▶ **DIRECTIONS**: Extract every line of the listing below unchanged, leaving out the picture placeholders.

▶ **MATERIAL TO PROCESS**:
******

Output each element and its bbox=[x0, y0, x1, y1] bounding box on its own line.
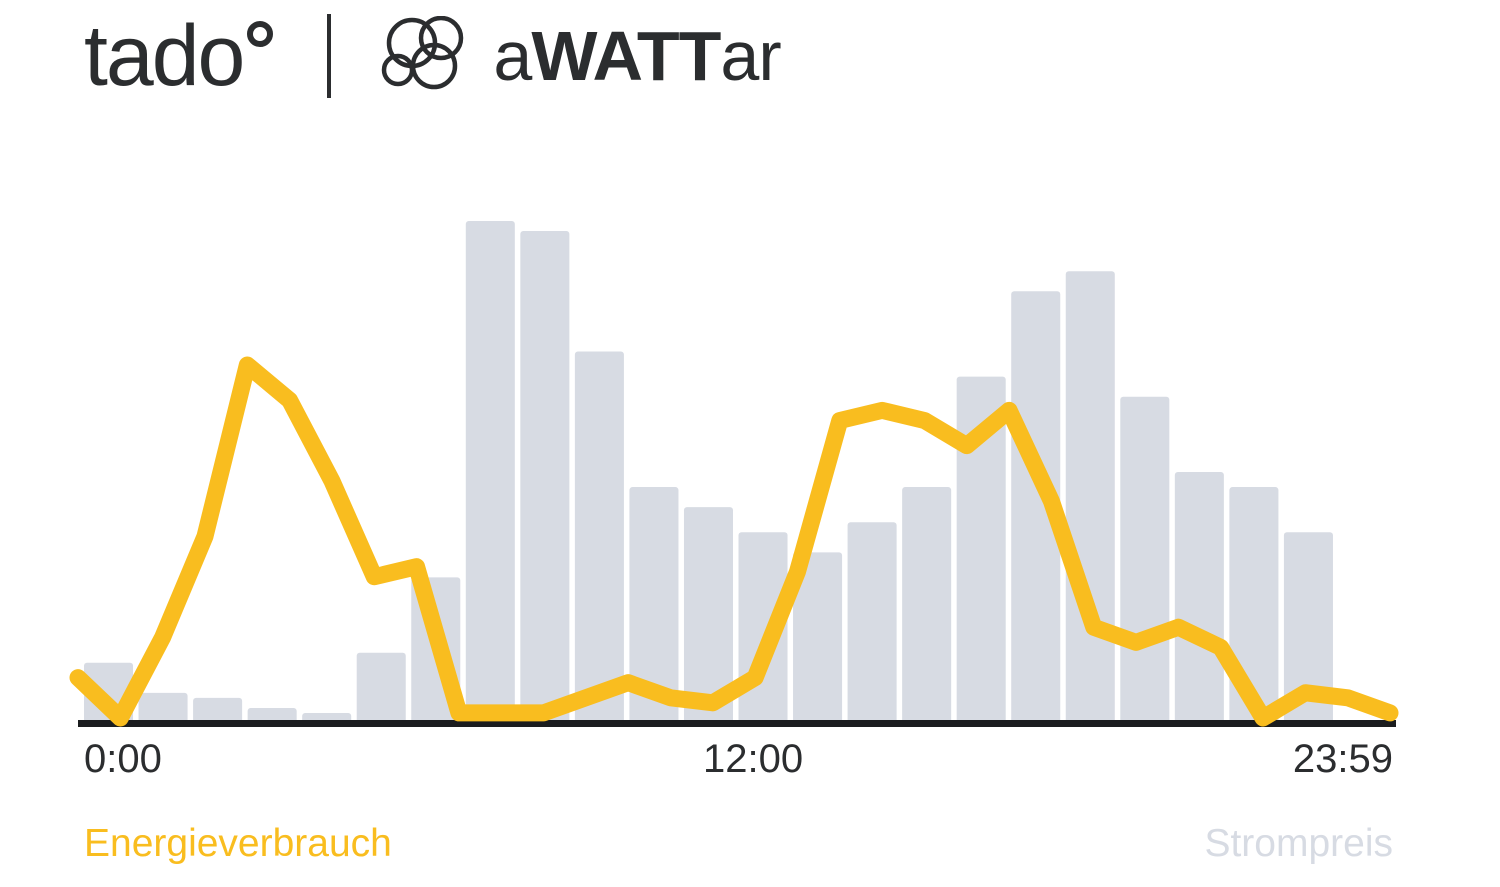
tado-logo: tado bbox=[84, 8, 274, 104]
brand-divider bbox=[327, 14, 332, 98]
awattar-logo: aWATTar bbox=[379, 15, 782, 97]
bar-series bbox=[84, 221, 1333, 724]
price-bar bbox=[1283, 532, 1333, 723]
awattar-word-a: a bbox=[493, 17, 532, 95]
price-bar bbox=[193, 697, 243, 723]
brand-header: tado aWATTar bbox=[84, 8, 782, 104]
awattar-word-ar: ar bbox=[720, 17, 781, 95]
consumption-line bbox=[69, 356, 1399, 727]
awattar-wordmark: aWATTar bbox=[493, 21, 781, 91]
chart-legend: Energieverbrauch Strompreis bbox=[0, 818, 1500, 882]
price-bar bbox=[247, 707, 297, 723]
legend-item-energieverbrauch: Energieverbrauch bbox=[84, 822, 392, 865]
price-bar bbox=[574, 351, 624, 723]
price-bar bbox=[520, 231, 570, 724]
price-bar bbox=[1174, 472, 1224, 723]
axis-label-middle: 12:00 bbox=[703, 737, 804, 781]
x-axis-labels: 0:00 12:00 23:59 bbox=[0, 735, 1500, 795]
awattar-circles-icon bbox=[379, 15, 471, 97]
axis-label-end: 23:59 bbox=[1292, 737, 1393, 781]
price-bar bbox=[1065, 271, 1115, 723]
price-bar bbox=[1120, 396, 1170, 723]
price-bar bbox=[956, 376, 1006, 723]
price-bar bbox=[683, 507, 733, 723]
awattar-word-watt: WATT bbox=[531, 17, 721, 95]
tado-wordmark: tado bbox=[84, 8, 245, 104]
price-bar bbox=[902, 487, 952, 723]
price-bar bbox=[793, 552, 843, 723]
price-bar bbox=[138, 692, 188, 723]
price-bar bbox=[465, 221, 515, 723]
price-bar bbox=[1011, 291, 1061, 723]
axis-label-start: 0:00 bbox=[84, 737, 162, 781]
price-bar bbox=[847, 522, 897, 723]
price-bar bbox=[356, 652, 406, 723]
price-bar bbox=[629, 487, 679, 723]
price-bar bbox=[1229, 487, 1279, 723]
legend-item-strompreis: Strompreis bbox=[1204, 822, 1393, 865]
tado-degree-icon bbox=[247, 21, 274, 47]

******

▶ **FINAL RESULT**:
Output each element and its bbox=[x0, y0, x1, y1] bounding box on its own line.
tado-logo: tado bbox=[84, 8, 274, 104]
brand-divider bbox=[327, 14, 332, 98]
awattar-logo: aWATTar bbox=[379, 15, 782, 97]
bar-series bbox=[84, 221, 1333, 724]
price-bar bbox=[1283, 532, 1333, 723]
awattar-word-a: a bbox=[493, 17, 532, 95]
price-bar bbox=[193, 697, 243, 723]
brand-header: tado aWATTar bbox=[84, 8, 782, 104]
awattar-word-ar: ar bbox=[720, 17, 781, 95]
consumption-line bbox=[69, 356, 1399, 727]
awattar-wordmark: aWATTar bbox=[493, 21, 781, 91]
chart-legend: Energieverbrauch Strompreis bbox=[0, 818, 1500, 882]
price-bar bbox=[247, 707, 297, 723]
legend-item-energieverbrauch: Energieverbrauch bbox=[84, 822, 392, 865]
price-bar bbox=[574, 351, 624, 723]
price-bar bbox=[520, 231, 570, 724]
price-bar bbox=[1174, 472, 1224, 723]
axis-label-middle: 12:00 bbox=[703, 737, 804, 781]
x-axis-labels: 0:00 12:00 23:59 bbox=[0, 735, 1500, 795]
awattar-circles-icon bbox=[379, 15, 471, 97]
axis-label-end: 23:59 bbox=[1292, 737, 1393, 781]
price-bar bbox=[1065, 271, 1115, 723]
price-bar bbox=[1120, 396, 1170, 723]
price-bar bbox=[956, 376, 1006, 723]
price-bar bbox=[683, 507, 733, 723]
awattar-word-watt: WATT bbox=[531, 17, 721, 95]
tado-wordmark: tado bbox=[84, 8, 245, 104]
price-bar bbox=[902, 487, 952, 723]
price-bar bbox=[793, 552, 843, 723]
price-bar bbox=[138, 692, 188, 723]
price-bar bbox=[465, 221, 515, 723]
price-bar bbox=[1011, 291, 1061, 723]
axis-label-start: 0:00 bbox=[84, 737, 162, 781]
price-bar bbox=[847, 522, 897, 723]
price-bar bbox=[356, 652, 406, 723]
price-bar bbox=[629, 487, 679, 723]
price-bar bbox=[1229, 487, 1279, 723]
legend-item-strompreis: Strompreis bbox=[1204, 822, 1393, 865]
tado-degree-icon bbox=[247, 21, 274, 47]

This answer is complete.